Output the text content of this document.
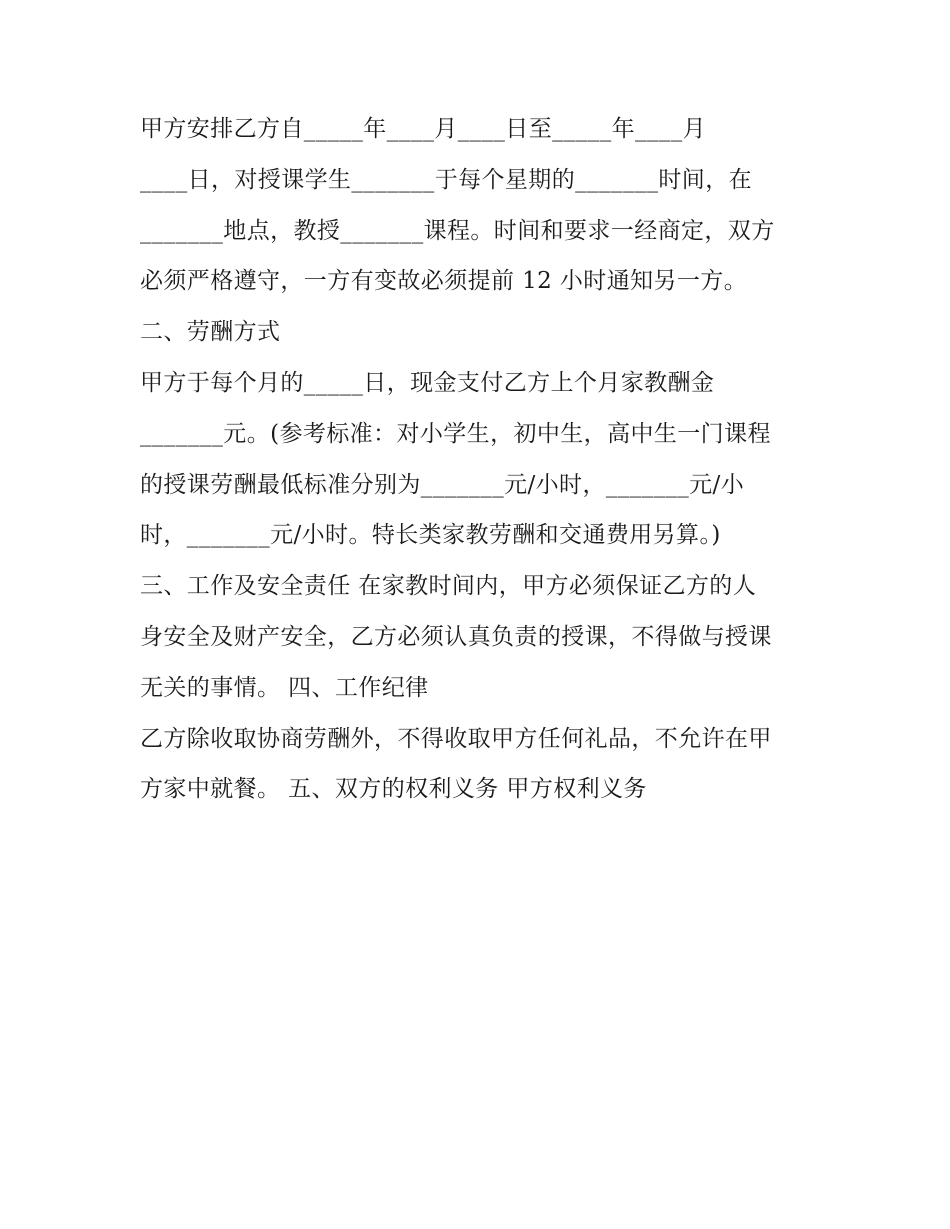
甲方安排乙方自_____年____月____日至_____年____月
____日，对授课学生_______于每个星期的_______时间，在
_______地点，教授_______课程。时间和要求一经商定，双方
必须严格遵守，一方有变故必须提前 12 小时通知另一方。
二、劳酬方式
甲方于每个月的_____日，现金支付乙方上个月家教酬金
_______元。(参考标准：对小学生，初中生，高中生一门课程
的授课劳酬最低标准分别为_______元/小时，_______元/小
时，_______元/小时。特长类家教劳酬和交通费用另算。)
三、工作及安全责任 在家教时间内，甲方必须保证乙方的人
身安全及财产安全，乙方必须认真负责的授课，不得做与授课
无关的事情。 四、工作纪律
乙方除收取协商劳酬外，不得收取甲方任何礼品，不允许在甲
方家中就餐。 五、双方的权利义务 甲方权利义务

———

▸ Given request:
Reproduce the listing above exactly, excluding all pictures.

▸ Written answer:
Output the text content of this document.
甲方安排乙方自_____年____月____日至_____年____月
____日，对授课学生_______于每个星期的_______时间，在
_______地点，教授_______课程。时间和要求一经商定，双方
必须严格遵守，一方有变故必须提前 12 小时通知另一方。
二、劳酬方式
甲方于每个月的_____日，现金支付乙方上个月家教酬金
_______元。(参考标准：对小学生，初中生，高中生一门课程
的授课劳酬最低标准分别为_______元/小时，_______元/小
时，_______元/小时。特长类家教劳酬和交通费用另算。)
三、工作及安全责任 在家教时间内，甲方必须保证乙方的人
身安全及财产安全，乙方必须认真负责的授课，不得做与授课
无关的事情。 四、工作纪律
乙方除收取协商劳酬外，不得收取甲方任何礼品，不允许在甲
方家中就餐。 五、双方的权利义务 甲方权利义务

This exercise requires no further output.